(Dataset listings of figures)
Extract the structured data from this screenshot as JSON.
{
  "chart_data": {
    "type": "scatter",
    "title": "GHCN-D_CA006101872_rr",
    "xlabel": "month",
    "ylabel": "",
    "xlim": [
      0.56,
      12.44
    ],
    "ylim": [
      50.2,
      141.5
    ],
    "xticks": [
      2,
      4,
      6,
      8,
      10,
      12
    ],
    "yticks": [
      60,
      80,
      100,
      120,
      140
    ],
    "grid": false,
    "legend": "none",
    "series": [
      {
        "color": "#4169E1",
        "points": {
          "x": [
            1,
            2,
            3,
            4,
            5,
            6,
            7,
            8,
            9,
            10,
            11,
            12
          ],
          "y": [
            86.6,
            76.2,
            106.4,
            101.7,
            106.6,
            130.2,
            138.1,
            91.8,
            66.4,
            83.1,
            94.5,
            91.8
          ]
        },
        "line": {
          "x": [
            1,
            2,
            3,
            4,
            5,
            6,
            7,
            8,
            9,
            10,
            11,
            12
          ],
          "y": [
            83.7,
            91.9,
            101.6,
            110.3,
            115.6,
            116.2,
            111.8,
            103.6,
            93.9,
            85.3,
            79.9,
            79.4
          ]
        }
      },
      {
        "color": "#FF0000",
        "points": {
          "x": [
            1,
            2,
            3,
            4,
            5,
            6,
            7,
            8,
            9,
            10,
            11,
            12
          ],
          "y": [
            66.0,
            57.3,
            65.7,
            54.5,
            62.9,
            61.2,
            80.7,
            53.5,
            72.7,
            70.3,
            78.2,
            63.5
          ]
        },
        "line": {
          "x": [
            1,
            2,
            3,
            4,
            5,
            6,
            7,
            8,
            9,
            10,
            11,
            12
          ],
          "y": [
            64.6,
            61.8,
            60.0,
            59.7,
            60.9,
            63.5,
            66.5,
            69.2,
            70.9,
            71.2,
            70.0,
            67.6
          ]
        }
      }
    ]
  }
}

- STATED GOAL -
Return each line of the data exactly as written above.

- THE RESULT -
Extract the structured data from this screenshot as JSON.
{
  "chart_data": {
    "type": "scatter",
    "title": "GHCN-D_CA006101872_rr",
    "xlabel": "month",
    "ylabel": "",
    "xlim": [
      0.56,
      12.44
    ],
    "ylim": [
      50.2,
      141.5
    ],
    "xticks": [
      2,
      4,
      6,
      8,
      10,
      12
    ],
    "yticks": [
      60,
      80,
      100,
      120,
      140
    ],
    "grid": false,
    "legend": "none",
    "series": [
      {
        "color": "#4169E1",
        "points": {
          "x": [
            1,
            2,
            3,
            4,
            5,
            6,
            7,
            8,
            9,
            10,
            11,
            12
          ],
          "y": [
            86.6,
            76.2,
            106.4,
            101.7,
            106.6,
            130.2,
            138.1,
            91.8,
            66.4,
            83.1,
            94.5,
            91.8
          ]
        },
        "line": {
          "x": [
            1,
            2,
            3,
            4,
            5,
            6,
            7,
            8,
            9,
            10,
            11,
            12
          ],
          "y": [
            83.7,
            91.9,
            101.6,
            110.3,
            115.6,
            116.2,
            111.8,
            103.6,
            93.9,
            85.3,
            79.9,
            79.4
          ]
        }
      },
      {
        "color": "#FF0000",
        "points": {
          "x": [
            1,
            2,
            3,
            4,
            5,
            6,
            7,
            8,
            9,
            10,
            11,
            12
          ],
          "y": [
            66.0,
            57.3,
            65.7,
            54.5,
            62.9,
            61.2,
            80.7,
            53.5,
            72.7,
            70.3,
            78.2,
            63.5
          ]
        },
        "line": {
          "x": [
            1,
            2,
            3,
            4,
            5,
            6,
            7,
            8,
            9,
            10,
            11,
            12
          ],
          "y": [
            64.6,
            61.8,
            60.0,
            59.7,
            60.9,
            63.5,
            66.5,
            69.2,
            70.9,
            71.2,
            70.0,
            67.6
          ]
        }
      }
    ]
  }
}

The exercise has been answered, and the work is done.